Start of Page extract


  • Provider radio is still informational. The parser auto-handles Google AI and Perplexity forms regardless of selection. Keeping the field for any future provider-specific tweaks (e.g., provider-specific refdef-body extraction strategies, or future format additions like Claude prose-style attribution).

  • Claude prose-style attribution ("Erik Brynjolfsson of Stanford Digital Economy Lab — Canaries in the Coal Mine?…") remains out of scope for the deterministic regex parser. Would need a Claude-API-driven extractor. No real workflow currently bumps into this.

  • Heading slug drift when an inline [12] in a heading becomes [^hex] — auto-generated #1-pinecone-… anchor breaks because the bracketed text changed. Pre-existing issue inherited from convertAllCitations; not worsened by the new parser. A follow-up pass that detects ToC links pointing at freshly- regenerated heading slugs would handle it.

  • "Normalize Lossless Citation Spacing" as a standalone command. The new spec-conformance pass only runs on lines the parser transforms (i.e., lines with at least one numeric citation). For files already converted under the v0.1.3 parser, the spacing issues are baked in — re-running the parser doesn't fix them because there are no numeric citations left to trigger the transform path. A separate command that runs only the normalizeInlineCitationSpacing pass over the active file would retroactively fix older converted files. Holding for now — surface if users hit it in practice.

  • Force-push to remote still pending. All work since the 4ca2046 changelog is local-only on development. Dependabot won't see the lockfile changes until the branch is pushed. User indicated they'll push manually.

Files Touched

cite-wide/
├── package.json                                       (version 0.1.3 → 0.2.0)
├── manifest.json                                      (version 0.1.3 → 0.2.0)
├── versions.json                                      (added 0.2.0 → minAppVersion mapping)
├── main.ts                                            (registered paste-llm-content command + import)
├── README.md                                          (rewrote LLM Citation Conversion section to cover both commands; added Paste LLM Content command entry)
├── CLAUDE.md                                          (updated Status to v0.2.0; added PasteLlmContentModal to repo layout)
├── src/
│   ├── services/
│   │   └── llmCitationParserService.ts                (proposeHexMapping gained additionalUsedHexes; looksLikeRefDefBody loosened; normalizeInlineCitationSpacing + reformatRefDefBodyAsMarkdownLink added)

End of Page extract
Start of Available data

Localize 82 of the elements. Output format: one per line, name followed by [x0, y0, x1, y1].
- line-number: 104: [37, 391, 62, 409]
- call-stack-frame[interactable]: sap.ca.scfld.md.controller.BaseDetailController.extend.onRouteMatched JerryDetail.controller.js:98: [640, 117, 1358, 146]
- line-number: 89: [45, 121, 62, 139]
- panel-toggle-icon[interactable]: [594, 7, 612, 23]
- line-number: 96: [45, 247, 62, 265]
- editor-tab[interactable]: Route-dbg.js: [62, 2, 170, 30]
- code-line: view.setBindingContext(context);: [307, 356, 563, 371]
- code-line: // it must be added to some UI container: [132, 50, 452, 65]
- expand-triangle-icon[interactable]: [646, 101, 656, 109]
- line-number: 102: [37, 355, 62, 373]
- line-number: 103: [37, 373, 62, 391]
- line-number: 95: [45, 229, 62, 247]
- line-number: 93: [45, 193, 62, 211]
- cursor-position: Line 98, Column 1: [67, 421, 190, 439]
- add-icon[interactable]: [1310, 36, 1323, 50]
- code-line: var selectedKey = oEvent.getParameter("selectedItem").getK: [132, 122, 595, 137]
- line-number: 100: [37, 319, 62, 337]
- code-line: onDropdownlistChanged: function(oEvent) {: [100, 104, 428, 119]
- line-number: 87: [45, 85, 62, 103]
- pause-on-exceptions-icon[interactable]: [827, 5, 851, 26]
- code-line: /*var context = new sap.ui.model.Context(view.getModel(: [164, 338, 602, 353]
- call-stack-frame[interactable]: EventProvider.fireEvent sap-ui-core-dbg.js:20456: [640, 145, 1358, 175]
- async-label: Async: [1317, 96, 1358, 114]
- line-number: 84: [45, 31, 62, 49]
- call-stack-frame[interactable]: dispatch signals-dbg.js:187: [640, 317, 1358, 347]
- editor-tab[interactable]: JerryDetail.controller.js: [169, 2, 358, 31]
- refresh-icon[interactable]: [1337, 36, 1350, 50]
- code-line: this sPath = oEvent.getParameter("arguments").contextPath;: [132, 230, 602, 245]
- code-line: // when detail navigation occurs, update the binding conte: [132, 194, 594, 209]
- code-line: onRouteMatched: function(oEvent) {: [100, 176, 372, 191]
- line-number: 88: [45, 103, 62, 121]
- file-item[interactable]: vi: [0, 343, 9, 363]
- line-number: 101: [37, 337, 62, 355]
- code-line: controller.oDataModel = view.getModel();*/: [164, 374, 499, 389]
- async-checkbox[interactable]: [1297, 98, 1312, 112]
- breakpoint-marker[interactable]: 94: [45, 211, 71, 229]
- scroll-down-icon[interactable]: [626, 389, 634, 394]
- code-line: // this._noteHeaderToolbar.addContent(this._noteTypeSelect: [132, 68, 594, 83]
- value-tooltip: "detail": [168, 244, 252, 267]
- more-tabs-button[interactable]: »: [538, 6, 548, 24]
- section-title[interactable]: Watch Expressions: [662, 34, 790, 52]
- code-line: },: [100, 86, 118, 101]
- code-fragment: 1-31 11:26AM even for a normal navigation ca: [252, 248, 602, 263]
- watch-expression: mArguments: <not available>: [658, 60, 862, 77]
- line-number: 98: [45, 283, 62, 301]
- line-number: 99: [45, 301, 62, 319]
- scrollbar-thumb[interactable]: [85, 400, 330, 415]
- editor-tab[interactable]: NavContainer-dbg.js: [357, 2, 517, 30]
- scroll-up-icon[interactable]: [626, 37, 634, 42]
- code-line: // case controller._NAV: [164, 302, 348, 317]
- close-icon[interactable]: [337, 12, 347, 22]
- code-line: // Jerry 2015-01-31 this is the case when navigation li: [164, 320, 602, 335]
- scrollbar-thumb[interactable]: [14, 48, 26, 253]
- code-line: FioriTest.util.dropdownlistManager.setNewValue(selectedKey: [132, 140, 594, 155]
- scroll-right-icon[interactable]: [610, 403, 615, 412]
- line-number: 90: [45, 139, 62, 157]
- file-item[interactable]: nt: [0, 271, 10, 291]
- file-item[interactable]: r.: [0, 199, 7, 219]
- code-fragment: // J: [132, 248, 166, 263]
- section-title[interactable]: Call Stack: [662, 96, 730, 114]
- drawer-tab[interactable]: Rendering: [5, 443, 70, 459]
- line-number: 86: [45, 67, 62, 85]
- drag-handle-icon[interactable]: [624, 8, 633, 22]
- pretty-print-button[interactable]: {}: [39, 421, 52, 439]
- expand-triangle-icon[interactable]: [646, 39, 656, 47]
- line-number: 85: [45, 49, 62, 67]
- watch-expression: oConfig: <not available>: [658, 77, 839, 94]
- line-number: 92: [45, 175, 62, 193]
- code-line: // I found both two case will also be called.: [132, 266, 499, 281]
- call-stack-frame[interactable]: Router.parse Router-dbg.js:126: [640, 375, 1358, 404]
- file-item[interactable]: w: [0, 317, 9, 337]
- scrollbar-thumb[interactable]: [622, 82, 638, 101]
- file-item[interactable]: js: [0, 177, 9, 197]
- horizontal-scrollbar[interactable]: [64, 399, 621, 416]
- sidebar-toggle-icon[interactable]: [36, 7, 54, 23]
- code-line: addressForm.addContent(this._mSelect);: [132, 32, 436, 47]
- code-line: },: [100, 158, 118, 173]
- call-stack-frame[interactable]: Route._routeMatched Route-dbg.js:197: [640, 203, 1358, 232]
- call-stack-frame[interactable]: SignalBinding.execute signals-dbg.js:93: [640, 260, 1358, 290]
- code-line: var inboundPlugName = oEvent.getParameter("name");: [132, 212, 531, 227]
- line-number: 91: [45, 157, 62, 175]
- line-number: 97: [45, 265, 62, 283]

End of Available data

In the page extract above, what version change is listed for manifest.json?

=== Written reply ===
From 0.1.3 to 0.2.0.